## Work required
Transcribe the data word for word, from its first line through the line that contains "country-border xyxy=(1739,546,1772,551)", both ends included.

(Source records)
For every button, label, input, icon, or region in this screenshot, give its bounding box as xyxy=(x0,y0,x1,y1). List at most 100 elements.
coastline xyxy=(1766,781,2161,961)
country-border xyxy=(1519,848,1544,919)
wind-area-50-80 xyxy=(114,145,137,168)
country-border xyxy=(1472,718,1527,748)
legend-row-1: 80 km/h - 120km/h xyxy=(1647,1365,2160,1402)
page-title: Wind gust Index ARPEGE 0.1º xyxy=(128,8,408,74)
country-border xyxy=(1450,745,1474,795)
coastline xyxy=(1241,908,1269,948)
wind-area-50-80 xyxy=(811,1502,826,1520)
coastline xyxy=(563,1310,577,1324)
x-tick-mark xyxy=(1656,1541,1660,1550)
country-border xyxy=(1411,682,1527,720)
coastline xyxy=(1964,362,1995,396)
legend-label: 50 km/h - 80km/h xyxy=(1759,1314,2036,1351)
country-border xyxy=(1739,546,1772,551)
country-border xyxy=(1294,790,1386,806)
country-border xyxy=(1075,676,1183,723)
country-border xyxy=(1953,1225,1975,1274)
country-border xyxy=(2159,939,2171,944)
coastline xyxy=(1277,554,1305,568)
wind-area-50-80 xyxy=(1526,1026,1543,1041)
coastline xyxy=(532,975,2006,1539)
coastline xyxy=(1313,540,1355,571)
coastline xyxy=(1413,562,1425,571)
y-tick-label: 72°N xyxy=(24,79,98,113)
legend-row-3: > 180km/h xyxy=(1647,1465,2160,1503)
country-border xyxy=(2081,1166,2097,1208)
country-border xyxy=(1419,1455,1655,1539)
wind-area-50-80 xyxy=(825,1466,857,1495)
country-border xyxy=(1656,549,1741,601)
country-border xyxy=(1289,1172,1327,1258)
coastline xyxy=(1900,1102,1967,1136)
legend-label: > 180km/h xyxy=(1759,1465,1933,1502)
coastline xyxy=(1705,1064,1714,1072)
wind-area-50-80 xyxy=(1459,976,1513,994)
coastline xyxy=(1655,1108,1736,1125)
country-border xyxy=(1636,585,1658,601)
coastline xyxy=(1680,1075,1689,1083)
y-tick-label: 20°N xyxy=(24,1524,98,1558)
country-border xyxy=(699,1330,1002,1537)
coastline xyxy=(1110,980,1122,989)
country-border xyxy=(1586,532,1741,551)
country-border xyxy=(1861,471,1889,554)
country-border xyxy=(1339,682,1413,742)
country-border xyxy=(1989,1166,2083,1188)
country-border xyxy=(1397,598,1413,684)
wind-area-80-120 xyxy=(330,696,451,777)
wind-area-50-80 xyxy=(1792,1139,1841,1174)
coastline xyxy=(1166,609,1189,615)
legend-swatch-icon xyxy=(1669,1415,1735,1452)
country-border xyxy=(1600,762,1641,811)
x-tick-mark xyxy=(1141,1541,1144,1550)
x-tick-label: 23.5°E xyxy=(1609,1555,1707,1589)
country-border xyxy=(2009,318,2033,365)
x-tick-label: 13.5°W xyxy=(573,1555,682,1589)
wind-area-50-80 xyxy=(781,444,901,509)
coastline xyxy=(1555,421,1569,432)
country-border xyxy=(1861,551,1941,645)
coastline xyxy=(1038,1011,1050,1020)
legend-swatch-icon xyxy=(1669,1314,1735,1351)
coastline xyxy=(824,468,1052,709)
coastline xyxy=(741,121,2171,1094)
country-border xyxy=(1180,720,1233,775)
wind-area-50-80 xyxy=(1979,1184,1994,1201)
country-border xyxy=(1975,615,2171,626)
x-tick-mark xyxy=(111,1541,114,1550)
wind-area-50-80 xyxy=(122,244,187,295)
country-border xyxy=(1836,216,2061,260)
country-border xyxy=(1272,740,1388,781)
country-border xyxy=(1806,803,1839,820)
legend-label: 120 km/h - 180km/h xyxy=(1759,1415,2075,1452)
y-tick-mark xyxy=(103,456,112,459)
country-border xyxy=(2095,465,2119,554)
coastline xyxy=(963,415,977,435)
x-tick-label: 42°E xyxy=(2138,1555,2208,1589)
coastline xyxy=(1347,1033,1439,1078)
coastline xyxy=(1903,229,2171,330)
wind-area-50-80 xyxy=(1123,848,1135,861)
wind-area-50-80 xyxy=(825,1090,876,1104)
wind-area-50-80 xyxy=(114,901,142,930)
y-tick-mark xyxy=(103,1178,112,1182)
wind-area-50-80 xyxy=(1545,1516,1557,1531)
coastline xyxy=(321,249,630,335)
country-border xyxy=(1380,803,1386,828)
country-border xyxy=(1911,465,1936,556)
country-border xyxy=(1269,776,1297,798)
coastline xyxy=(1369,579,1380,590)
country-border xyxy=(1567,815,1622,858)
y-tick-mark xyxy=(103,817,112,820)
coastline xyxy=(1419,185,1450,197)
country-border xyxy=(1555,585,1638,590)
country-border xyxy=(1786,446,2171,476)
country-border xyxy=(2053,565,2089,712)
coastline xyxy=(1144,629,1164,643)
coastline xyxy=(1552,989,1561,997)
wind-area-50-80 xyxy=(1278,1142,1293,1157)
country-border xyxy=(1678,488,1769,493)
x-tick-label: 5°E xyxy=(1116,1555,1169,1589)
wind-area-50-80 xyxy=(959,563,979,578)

## Response for this exercise
For every button, label, input, icon, or region in this screenshot, give its bounding box as xyxy=(x0,y0,x1,y1). List at most 100 elements.
coastline xyxy=(1766,781,2161,961)
country-border xyxy=(1519,848,1544,919)
wind-area-50-80 xyxy=(114,145,137,168)
country-border xyxy=(1472,718,1527,748)
legend-row-1: 80 km/h - 120km/h xyxy=(1647,1365,2160,1402)
page-title: Wind gust Index ARPEGE 0.1º xyxy=(128,8,408,74)
country-border xyxy=(1450,745,1474,795)
coastline xyxy=(1241,908,1269,948)
wind-area-50-80 xyxy=(811,1502,826,1520)
coastline xyxy=(563,1310,577,1324)
x-tick-mark xyxy=(1656,1541,1660,1550)
country-border xyxy=(1411,682,1527,720)
coastline xyxy=(1964,362,1995,396)
legend-label: 50 km/h - 80km/h xyxy=(1759,1314,2036,1351)
country-border xyxy=(1739,546,1772,551)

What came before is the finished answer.